*** Dataset extract ***

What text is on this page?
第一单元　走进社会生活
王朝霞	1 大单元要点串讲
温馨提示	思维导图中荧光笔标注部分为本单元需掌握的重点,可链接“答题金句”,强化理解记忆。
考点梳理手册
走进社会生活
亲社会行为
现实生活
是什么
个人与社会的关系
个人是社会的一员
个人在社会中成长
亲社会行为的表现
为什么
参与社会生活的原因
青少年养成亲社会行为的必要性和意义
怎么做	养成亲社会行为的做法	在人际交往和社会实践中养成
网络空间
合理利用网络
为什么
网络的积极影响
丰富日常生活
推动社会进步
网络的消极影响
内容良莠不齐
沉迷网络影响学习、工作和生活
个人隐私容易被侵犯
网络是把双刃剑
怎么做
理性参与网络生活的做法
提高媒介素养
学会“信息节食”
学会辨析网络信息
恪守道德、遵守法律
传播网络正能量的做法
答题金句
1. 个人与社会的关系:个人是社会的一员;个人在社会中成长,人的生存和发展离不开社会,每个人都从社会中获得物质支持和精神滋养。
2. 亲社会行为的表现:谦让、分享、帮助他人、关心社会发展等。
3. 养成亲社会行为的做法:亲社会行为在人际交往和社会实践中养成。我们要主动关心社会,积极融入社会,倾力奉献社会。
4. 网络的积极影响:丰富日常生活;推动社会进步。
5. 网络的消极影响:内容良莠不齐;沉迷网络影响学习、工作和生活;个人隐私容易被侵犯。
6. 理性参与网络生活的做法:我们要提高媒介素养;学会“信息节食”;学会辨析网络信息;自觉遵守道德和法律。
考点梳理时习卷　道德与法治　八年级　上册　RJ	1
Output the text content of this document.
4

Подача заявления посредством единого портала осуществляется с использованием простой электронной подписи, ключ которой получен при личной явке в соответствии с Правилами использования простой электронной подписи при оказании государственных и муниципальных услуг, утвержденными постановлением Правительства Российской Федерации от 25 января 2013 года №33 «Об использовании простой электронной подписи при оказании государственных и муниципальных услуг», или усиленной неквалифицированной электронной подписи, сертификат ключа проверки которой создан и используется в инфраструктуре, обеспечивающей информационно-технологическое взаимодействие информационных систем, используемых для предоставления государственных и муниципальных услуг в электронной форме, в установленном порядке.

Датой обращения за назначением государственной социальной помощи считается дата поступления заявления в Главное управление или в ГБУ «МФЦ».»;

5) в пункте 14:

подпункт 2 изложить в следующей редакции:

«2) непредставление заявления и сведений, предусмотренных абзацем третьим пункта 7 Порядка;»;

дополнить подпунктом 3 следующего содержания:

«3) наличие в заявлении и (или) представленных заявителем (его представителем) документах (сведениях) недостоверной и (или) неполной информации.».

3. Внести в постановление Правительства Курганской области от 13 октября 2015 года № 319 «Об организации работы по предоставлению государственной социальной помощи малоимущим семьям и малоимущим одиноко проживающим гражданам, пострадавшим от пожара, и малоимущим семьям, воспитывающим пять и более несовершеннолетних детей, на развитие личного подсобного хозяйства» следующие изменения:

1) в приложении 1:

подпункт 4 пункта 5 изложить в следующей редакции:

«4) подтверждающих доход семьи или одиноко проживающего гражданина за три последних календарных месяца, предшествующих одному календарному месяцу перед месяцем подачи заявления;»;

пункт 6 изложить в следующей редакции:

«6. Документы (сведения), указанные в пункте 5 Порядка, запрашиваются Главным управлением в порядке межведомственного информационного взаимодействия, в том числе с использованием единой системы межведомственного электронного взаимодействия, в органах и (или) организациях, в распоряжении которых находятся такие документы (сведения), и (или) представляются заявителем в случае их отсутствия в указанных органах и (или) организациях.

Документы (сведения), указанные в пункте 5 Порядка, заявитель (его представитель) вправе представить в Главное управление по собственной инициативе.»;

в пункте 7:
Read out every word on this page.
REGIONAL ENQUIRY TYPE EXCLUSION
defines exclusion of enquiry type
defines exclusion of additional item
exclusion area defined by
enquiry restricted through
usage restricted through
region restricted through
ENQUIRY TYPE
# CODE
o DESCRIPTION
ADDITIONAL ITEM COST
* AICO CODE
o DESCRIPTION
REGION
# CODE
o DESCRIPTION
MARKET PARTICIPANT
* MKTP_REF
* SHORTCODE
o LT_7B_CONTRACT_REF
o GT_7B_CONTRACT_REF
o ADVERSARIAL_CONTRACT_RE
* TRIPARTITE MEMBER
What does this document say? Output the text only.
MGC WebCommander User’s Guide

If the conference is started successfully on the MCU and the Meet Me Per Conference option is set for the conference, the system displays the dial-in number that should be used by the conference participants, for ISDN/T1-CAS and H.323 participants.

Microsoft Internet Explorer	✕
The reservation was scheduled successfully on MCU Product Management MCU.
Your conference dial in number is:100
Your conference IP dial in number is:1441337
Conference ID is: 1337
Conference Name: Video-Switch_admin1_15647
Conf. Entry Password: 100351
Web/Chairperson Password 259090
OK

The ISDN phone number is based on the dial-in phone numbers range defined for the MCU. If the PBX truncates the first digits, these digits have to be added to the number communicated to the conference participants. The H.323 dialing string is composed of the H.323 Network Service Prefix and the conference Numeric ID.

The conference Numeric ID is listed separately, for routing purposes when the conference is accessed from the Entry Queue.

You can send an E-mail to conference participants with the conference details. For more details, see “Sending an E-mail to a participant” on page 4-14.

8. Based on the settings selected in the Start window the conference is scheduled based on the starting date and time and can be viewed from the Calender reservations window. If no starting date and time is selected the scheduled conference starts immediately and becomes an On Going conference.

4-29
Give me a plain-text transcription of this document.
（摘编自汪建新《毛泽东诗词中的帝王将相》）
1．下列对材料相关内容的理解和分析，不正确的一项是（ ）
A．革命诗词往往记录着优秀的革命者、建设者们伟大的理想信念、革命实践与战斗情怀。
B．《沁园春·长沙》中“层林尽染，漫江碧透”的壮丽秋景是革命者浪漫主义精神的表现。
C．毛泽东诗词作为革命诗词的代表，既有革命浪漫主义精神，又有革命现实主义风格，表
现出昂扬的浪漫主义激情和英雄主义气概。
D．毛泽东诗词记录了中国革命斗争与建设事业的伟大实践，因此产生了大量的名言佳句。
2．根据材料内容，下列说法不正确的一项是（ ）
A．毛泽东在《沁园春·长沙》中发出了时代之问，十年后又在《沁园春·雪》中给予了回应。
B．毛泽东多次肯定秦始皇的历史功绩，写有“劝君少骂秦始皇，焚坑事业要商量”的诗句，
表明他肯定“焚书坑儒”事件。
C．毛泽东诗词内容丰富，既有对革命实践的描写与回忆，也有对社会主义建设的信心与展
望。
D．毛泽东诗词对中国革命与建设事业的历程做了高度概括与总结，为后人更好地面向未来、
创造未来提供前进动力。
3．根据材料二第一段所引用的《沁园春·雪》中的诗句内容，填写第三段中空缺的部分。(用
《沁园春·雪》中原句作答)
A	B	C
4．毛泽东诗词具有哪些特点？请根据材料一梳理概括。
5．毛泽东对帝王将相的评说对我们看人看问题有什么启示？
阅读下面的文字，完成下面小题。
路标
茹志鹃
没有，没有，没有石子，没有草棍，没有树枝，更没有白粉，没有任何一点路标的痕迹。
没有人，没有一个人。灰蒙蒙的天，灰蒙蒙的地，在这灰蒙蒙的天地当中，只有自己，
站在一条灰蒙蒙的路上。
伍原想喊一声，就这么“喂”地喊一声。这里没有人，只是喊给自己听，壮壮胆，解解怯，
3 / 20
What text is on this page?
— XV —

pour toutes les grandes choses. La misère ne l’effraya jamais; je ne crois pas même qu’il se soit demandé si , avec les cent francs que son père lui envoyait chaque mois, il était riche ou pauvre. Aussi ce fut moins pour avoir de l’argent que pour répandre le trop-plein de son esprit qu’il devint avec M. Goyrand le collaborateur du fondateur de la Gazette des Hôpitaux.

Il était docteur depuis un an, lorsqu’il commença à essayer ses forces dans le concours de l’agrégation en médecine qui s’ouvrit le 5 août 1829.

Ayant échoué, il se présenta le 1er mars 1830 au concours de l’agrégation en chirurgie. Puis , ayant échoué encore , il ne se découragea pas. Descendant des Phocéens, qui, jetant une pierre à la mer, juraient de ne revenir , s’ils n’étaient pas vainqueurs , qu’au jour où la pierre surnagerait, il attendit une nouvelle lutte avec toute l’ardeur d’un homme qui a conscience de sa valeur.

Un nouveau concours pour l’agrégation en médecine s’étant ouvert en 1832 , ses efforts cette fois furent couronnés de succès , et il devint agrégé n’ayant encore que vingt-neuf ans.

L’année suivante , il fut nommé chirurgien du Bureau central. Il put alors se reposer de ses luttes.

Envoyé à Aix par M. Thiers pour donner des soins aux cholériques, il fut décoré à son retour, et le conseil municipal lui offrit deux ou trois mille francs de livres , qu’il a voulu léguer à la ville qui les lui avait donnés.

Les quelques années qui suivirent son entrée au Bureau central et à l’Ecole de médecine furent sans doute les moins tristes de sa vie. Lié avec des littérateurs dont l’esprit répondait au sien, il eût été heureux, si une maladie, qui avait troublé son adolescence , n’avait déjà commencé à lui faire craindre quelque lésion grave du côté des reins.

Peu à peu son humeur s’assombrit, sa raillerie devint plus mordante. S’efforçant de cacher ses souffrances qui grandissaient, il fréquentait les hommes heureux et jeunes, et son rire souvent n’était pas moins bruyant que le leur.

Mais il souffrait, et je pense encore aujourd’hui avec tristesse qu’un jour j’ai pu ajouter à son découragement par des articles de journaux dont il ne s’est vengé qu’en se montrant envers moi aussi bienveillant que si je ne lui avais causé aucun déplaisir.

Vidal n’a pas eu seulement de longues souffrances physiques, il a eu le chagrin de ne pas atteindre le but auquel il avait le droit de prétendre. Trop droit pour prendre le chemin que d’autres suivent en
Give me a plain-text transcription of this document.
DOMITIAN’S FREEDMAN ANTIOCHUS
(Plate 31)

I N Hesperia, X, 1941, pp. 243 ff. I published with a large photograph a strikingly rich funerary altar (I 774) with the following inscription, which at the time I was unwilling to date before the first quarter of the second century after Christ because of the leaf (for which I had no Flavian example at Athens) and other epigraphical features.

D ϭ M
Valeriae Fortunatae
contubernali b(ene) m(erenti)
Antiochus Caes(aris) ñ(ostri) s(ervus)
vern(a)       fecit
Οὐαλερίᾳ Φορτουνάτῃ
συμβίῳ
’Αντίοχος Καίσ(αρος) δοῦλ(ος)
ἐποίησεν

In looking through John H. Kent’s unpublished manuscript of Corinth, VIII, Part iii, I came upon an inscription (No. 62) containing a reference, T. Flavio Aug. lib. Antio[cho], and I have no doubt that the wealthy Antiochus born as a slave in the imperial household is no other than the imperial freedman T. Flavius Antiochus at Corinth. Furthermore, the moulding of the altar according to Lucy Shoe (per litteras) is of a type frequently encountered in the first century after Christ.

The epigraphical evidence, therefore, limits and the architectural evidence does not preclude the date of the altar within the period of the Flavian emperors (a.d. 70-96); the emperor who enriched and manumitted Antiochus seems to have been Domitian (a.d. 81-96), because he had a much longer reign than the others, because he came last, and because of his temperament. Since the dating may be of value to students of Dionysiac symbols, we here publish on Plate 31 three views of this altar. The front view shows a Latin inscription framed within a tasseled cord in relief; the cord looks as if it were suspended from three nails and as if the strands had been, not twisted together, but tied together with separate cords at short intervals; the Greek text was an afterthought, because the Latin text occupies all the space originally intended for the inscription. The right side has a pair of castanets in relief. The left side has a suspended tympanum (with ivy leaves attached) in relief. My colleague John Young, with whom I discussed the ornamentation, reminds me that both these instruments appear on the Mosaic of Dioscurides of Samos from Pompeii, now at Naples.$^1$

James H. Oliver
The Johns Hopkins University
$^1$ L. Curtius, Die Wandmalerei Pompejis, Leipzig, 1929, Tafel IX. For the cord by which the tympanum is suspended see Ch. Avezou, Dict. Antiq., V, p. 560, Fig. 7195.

***

Gather all lines with the string "养成亲社会行为的做法" from the data.

_In response_:
怎么做	养成亲社会行为的做法	在人际交往和社会实践中养成
3. 养成亲社会行为的做法:亲社会行为在人际交往和社会实践中养成。我们要主动关心社会,积极融入社会,倾力奉献社会。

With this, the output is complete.